### Stored records

#####

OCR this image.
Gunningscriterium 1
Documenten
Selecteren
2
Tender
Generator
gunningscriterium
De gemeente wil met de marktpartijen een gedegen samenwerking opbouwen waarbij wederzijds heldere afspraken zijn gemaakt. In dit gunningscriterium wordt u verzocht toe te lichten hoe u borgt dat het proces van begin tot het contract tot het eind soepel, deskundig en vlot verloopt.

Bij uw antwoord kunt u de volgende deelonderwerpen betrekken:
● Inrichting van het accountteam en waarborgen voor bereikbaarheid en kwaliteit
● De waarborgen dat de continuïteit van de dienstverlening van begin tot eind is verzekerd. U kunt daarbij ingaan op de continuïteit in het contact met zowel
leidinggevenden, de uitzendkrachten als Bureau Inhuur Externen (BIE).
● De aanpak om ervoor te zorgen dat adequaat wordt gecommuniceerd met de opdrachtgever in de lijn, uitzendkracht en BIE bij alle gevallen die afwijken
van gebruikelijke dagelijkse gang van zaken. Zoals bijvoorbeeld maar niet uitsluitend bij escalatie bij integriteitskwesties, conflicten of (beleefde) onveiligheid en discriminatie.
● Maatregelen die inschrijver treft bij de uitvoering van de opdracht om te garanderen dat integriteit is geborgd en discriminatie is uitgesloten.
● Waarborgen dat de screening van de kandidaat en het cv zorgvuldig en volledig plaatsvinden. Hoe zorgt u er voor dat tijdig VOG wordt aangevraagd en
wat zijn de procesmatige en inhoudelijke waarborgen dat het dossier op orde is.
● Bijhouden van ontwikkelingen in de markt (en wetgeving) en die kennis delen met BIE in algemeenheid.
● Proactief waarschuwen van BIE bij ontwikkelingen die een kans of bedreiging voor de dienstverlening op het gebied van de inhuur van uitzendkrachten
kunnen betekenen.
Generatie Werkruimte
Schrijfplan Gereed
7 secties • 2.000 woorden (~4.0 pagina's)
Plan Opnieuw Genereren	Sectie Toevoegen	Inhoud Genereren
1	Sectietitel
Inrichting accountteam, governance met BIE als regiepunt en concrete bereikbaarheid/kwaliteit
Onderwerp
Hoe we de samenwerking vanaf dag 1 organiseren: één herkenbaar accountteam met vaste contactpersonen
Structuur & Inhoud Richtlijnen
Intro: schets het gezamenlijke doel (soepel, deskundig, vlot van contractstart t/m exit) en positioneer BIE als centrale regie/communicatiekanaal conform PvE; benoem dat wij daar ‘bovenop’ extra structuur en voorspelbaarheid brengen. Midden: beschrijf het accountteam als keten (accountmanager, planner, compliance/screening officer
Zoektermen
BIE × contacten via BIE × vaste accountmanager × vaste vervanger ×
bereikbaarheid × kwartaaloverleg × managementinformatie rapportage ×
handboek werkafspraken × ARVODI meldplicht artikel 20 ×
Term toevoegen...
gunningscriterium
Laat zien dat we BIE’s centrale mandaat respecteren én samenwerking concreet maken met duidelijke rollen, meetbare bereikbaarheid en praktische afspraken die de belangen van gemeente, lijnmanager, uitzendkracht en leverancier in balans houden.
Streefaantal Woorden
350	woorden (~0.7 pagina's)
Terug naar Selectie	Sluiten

#####

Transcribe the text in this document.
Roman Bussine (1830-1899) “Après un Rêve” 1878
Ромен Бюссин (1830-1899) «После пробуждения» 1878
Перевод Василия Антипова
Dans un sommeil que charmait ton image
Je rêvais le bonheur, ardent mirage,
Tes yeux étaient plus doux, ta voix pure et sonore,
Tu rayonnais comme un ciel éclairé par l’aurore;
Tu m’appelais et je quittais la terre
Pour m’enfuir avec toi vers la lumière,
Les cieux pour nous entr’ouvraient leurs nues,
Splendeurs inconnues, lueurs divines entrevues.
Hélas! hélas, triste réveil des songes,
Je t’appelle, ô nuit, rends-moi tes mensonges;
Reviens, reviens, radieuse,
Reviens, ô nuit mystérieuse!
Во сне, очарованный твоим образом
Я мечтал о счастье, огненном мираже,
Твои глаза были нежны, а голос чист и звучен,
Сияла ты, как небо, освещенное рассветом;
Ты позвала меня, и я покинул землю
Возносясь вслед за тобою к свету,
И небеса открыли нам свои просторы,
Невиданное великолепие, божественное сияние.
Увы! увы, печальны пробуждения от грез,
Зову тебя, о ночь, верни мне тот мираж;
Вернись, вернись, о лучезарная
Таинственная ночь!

#####

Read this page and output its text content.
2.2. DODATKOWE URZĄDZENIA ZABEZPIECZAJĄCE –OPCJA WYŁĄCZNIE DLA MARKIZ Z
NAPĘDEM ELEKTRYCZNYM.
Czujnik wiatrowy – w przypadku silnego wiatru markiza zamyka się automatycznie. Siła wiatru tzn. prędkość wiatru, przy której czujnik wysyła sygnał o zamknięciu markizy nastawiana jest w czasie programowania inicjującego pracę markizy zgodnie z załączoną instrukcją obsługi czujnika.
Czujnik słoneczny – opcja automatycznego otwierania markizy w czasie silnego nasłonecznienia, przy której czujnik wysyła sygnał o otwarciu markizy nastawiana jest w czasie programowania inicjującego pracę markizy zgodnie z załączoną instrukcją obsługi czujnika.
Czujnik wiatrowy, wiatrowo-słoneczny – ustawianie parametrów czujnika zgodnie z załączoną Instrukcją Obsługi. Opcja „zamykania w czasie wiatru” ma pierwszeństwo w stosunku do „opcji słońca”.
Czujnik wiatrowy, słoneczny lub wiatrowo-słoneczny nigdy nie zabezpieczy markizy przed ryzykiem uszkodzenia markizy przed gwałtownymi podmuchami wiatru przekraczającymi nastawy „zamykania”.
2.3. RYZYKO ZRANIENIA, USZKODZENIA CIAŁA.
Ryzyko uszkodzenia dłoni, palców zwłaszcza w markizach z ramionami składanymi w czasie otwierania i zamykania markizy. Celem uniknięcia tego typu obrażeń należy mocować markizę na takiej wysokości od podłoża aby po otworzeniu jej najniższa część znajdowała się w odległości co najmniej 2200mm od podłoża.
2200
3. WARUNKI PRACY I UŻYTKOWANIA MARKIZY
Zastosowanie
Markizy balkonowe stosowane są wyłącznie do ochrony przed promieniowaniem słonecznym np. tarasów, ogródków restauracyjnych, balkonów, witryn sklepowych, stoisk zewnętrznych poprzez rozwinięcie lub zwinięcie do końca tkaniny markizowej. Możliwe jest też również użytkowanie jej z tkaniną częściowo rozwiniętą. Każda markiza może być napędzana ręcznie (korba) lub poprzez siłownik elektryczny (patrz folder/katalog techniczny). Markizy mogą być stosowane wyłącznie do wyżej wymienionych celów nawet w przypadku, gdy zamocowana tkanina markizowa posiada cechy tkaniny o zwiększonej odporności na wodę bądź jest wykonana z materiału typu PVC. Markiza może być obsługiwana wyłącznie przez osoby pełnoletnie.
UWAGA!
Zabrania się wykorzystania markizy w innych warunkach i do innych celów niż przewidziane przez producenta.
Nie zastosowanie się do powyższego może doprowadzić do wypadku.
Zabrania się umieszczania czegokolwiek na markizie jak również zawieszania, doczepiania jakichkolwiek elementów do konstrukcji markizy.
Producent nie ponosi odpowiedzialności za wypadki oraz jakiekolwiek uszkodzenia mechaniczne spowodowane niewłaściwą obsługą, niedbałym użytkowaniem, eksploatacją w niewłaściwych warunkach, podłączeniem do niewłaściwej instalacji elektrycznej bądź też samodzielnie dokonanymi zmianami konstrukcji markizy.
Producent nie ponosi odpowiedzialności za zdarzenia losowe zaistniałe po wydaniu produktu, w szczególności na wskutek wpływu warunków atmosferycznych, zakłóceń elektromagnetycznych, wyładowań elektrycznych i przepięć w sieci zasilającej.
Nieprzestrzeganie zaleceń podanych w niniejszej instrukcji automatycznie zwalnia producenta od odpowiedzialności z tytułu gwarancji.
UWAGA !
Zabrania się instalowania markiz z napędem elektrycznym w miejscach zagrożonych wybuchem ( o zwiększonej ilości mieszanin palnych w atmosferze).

#####

List every line above that holds the word "nuit".

Je t’appelle, ô nuit, rends-moi tes mensonges;
Reviens, ô nuit mystérieuse!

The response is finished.